_Aim of the exercise_: Keep only the lines of the listing that include the word "塔吊塔身覆盖其下", and copy them.

[Begin Material]

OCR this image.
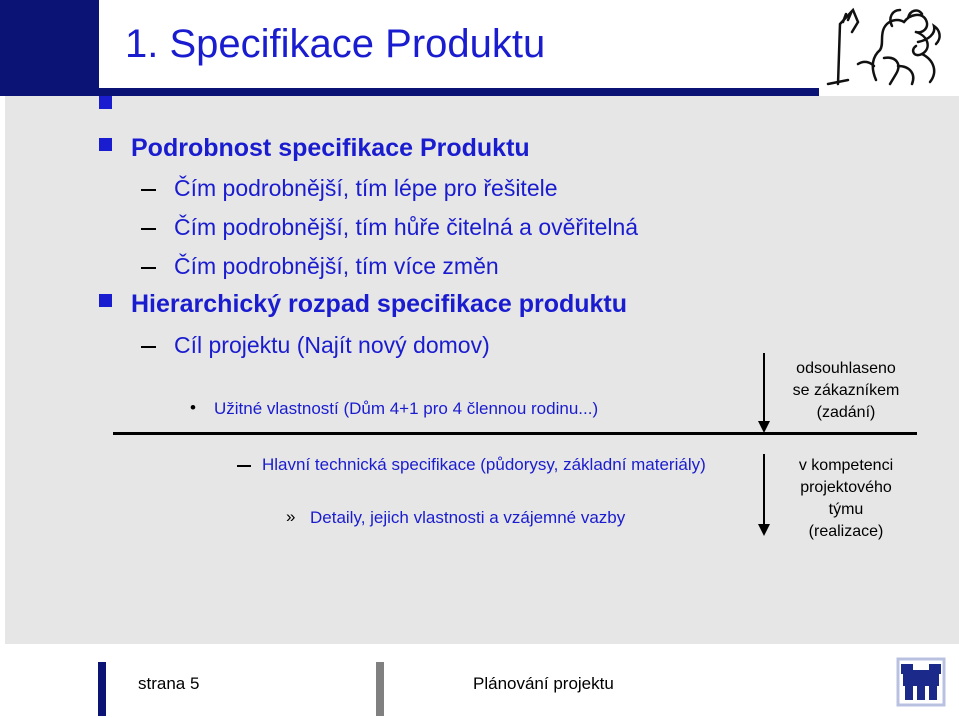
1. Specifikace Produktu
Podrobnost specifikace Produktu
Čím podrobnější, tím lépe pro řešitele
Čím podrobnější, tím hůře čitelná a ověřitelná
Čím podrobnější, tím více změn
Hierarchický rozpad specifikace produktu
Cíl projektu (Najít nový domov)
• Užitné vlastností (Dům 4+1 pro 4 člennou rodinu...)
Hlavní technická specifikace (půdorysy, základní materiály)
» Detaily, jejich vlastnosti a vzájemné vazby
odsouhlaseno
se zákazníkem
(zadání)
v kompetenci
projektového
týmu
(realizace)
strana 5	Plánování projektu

[End Material]
[Begin Material]

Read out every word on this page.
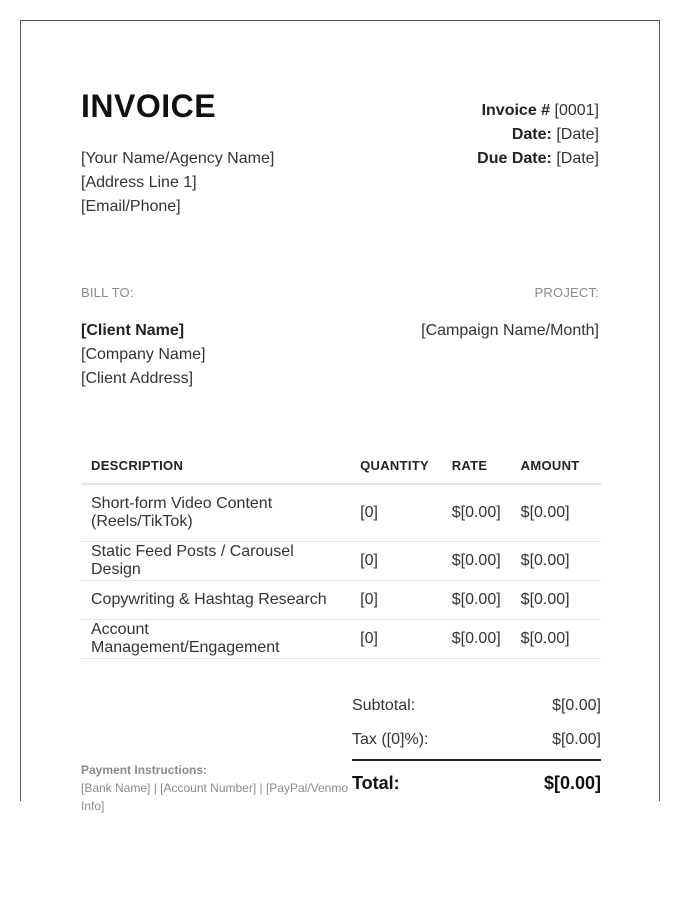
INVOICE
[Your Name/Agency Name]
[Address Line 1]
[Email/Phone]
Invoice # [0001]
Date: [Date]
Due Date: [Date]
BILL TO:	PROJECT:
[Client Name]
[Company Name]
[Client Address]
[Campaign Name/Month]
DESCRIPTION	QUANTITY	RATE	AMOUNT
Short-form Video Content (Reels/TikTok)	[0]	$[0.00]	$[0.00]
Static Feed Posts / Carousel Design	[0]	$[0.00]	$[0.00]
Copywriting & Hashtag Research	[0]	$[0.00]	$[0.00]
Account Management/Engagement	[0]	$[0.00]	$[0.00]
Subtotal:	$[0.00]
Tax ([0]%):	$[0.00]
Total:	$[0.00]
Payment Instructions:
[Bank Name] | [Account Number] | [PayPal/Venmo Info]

[End Material]
[Begin Material]

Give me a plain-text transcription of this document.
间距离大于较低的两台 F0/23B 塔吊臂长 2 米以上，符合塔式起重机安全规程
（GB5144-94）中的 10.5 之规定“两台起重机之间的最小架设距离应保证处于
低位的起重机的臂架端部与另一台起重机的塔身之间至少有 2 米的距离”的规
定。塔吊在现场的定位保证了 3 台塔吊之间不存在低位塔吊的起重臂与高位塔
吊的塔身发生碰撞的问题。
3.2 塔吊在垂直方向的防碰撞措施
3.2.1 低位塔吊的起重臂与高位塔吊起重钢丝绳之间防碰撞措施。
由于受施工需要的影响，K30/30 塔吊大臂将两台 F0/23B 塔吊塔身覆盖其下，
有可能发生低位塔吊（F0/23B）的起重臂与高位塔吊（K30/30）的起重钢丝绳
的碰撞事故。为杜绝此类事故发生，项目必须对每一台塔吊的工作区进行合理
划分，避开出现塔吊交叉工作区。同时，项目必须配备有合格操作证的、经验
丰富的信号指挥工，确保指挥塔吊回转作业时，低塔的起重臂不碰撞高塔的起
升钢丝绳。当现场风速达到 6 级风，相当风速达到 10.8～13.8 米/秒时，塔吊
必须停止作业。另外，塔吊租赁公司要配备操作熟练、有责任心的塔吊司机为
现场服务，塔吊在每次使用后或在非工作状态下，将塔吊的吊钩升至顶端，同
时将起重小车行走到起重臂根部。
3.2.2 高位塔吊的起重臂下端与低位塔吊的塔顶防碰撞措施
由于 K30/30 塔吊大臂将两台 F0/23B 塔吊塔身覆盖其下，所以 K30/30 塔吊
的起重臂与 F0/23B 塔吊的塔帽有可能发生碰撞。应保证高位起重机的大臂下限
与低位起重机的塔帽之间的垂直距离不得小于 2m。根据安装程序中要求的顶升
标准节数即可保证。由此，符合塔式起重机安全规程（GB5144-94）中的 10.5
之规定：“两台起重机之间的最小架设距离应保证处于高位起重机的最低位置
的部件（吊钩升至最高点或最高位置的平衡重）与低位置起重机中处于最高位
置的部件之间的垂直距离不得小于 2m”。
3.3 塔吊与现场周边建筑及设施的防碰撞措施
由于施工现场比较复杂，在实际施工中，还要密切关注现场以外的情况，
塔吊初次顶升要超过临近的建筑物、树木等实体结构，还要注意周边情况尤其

[End Material]

_Written response_:
由于受施工需要的影响，K30/30 塔吊大臂将两台 F0/23B 塔吊塔身覆盖其下，
由于 K30/30 塔吊大臂将两台 F0/23B 塔吊塔身覆盖其下，所以 K30/30 塔吊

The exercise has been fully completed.